GIVEN TASK:
Rewrite the records from the line containing "dollar-afterhours-line <box>601 517" through the line containing "lira-annot-value-3: 6.31 <box>268", swapping "afterhours" for "after-hours" and keeping everything else unchanged. Give only those lines.

[Region and label listings]
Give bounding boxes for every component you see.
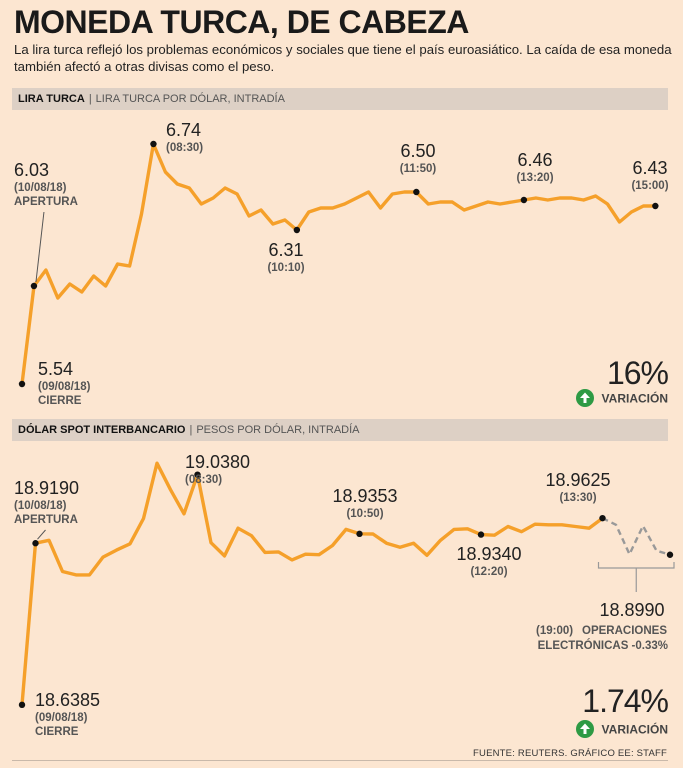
dollar-afterhours-line <box>601 517 671 556</box>
dollar-series-line <box>20 461 605 707</box>
dollar-annot-point-0 <box>18 701 26 709</box>
dollar-afterhours-point <box>666 551 674 558</box>
bottom-divider <box>12 760 668 761</box>
lira-annot-time-5: (13:20) <box>516 172 553 184</box>
dollar-annot-point-2 <box>194 471 201 478</box>
lira-unit: LIRA TURCA POR DÓLAR, INTRADÍA <box>95 93 285 105</box>
dollar-afterhours-label1: OPERACIONES <box>582 625 667 637</box>
dollar-title: DÓLAR SPOT INTERBANCARIO <box>18 424 186 436</box>
lira-annot-point-0 <box>18 380 26 388</box>
lira-title: LIRA TURCA <box>18 93 85 105</box>
dollar-chart: 18.8990 (19:00) OPERACIONES ELECTRÓNICAS -0… <box>14 452 675 738</box>
dollar-annot-leader-1 <box>37 529 46 540</box>
dollar-unit: PESOS POR DÓLAR, INTRADÍA <box>196 424 360 436</box>
dollar-annot-point-3 <box>356 530 363 538</box>
lira-annot-value-5: 6.46 <box>517 150 552 170</box>
lira-annot-value-3: 6.31 <box>268 240 303 260</box>
source-note: FUENTE: REUTERS. GRÁFICO EE: STAFF <box>473 748 667 759</box>
lira-annot-label-0: CIERRE <box>38 395 82 407</box>
dollar-annot-time-2: (08:30) <box>185 474 222 486</box>
lira-annot-point-4 <box>413 188 420 196</box>
lira-chart: 5.54 (09/08/18) CIERRE 6.03 (10/08/18) APERTU… <box>14 120 670 407</box>
lira-annot-time-0: (09/08/18) <box>38 381 91 393</box>
dollar-afterhours-time: (19:00) <box>536 625 573 637</box>
dollar-annot-time-4: (12:20) <box>470 566 507 578</box>
dollar-annot-value-3: 18.9353 <box>332 486 397 506</box>
lira-annot-label-1: APERTURA <box>14 196 78 208</box>
dollar-annot-point-5 <box>599 514 606 522</box>
dollar-annot-time-5: (13:30) <box>559 492 596 504</box>
subtitle: La lira turca reflejó los problemas econ… <box>14 42 672 74</box>
lira-annot-value-4: 6.50 <box>400 141 435 161</box>
lira-series-line <box>20 142 657 386</box>
dollar-annot-label-1: APERTURA <box>14 514 78 526</box>
dollar-annot-label-0: CIERRE <box>35 726 79 738</box>
dollar-annot-value-1: 18.9190 <box>14 478 79 498</box>
dollar-afterhours-label2: ELECTRÓNICAS -0.33% <box>538 639 668 652</box>
lira-annot-point-5 <box>520 196 528 204</box>
dollar-annot-value-2: 19.0380 <box>185 452 250 472</box>
page-title: MONEDA TURCA, DE CABEZA <box>14 4 469 40</box>
dollar-change-label: VARIACIÓN <box>602 722 668 737</box>
lira-annot-time-4: (11:50) <box>400 163 437 175</box>
lira-band: LIRA TURCA | LIRA TURCA POR DÓLAR, INTRADÍ… <box>12 88 668 110</box>
dollar-annot-point-4 <box>477 531 485 538</box>
dollar-annot-time-0: (09/08/18) <box>35 712 88 724</box>
dollar-up-arrow-glyph <box>580 723 590 734</box>
lira-change-value: 16% <box>607 355 669 391</box>
dollar-annot-value-0: 18.6385 <box>35 690 100 710</box>
lira-annot-time-2: (08:30) <box>166 142 203 154</box>
lira-annot-time-6: (15:00) <box>631 180 668 192</box>
dollar-annot-value-4: 18.9340 <box>456 544 521 564</box>
lira-annot-value-1: 6.03 <box>14 160 49 180</box>
dollar-afterhours-value: 18.8990 <box>599 600 664 620</box>
lira-annot-leader-1 <box>35 211 45 283</box>
lira-annot-value-2: 6.74 <box>166 120 201 140</box>
lira-annot-time-3: (10:10) <box>267 262 304 274</box>
lira-annot-time-1: (10/08/18) <box>14 182 67 194</box>
lira-change-label: VARIACIÓN <box>602 391 668 406</box>
lira-annot-value-6: 6.43 <box>632 158 667 178</box>
dollar-afterhours-bracket <box>597 562 675 592</box>
lira-annot-point-6 <box>652 202 659 210</box>
dollar-change-value: 1.74% <box>582 683 668 719</box>
lira-annot-point-2 <box>150 140 157 148</box>
lira-annot-point-1 <box>30 282 38 290</box>
dollar-annot-point-1 <box>32 540 39 547</box>
lira-up-arrow-glyph <box>580 392 590 403</box>
dollar-annot-value-5: 18.9625 <box>545 470 610 490</box>
lira-annot-value-0: 5.54 <box>38 359 73 379</box>
dollar-annot-time-3: (10:50) <box>346 508 383 520</box>
dollar-band: DÓLAR SPOT INTERBANCARIO | PESOS POR DÓLAR… <box>12 419 668 441</box>
dollar-annot-time-1: (10/08/18) <box>14 500 67 512</box>
lira-annot-point-3 <box>293 226 301 234</box>
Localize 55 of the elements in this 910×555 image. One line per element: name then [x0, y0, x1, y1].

THE SOLUTION:
dollar-after-hours-line <box>601 517 671 556</box>
dollar-series-line <box>20 461 605 707</box>
dollar-annot-point-0 <box>18 701 26 709</box>
dollar-after-hours-point <box>666 551 674 558</box>
bottom-divider <box>12 760 668 761</box>
lira-annot-time-5: (13:20) <box>516 172 553 184</box>
dollar-annot-point-2 <box>194 471 201 478</box>
lira-unit: LIRA TURCA POR DÓLAR, INTRADÍA <box>95 93 285 105</box>
dollar-after-hours-label1: OPERACIONES <box>582 625 667 637</box>
dollar-title: DÓLAR SPOT INTERBANCARIO <box>18 424 186 436</box>
lira-annot-point-0 <box>18 380 26 388</box>
lira-title: LIRA TURCA <box>18 93 85 105</box>
dollar-chart: 18.8990 (19:00) OPERACIONES ELECTRÓNICAS -0… <box>14 452 675 738</box>
dollar-annot-leader-1 <box>37 529 46 540</box>
dollar-unit: PESOS POR DÓLAR, INTRADÍA <box>196 424 360 436</box>
dollar-annot-point-3 <box>356 530 363 538</box>
lira-annot-value-5: 6.46 <box>517 150 552 170</box>
lira-annot-value-3: 6.31 <box>268 240 303 260</box>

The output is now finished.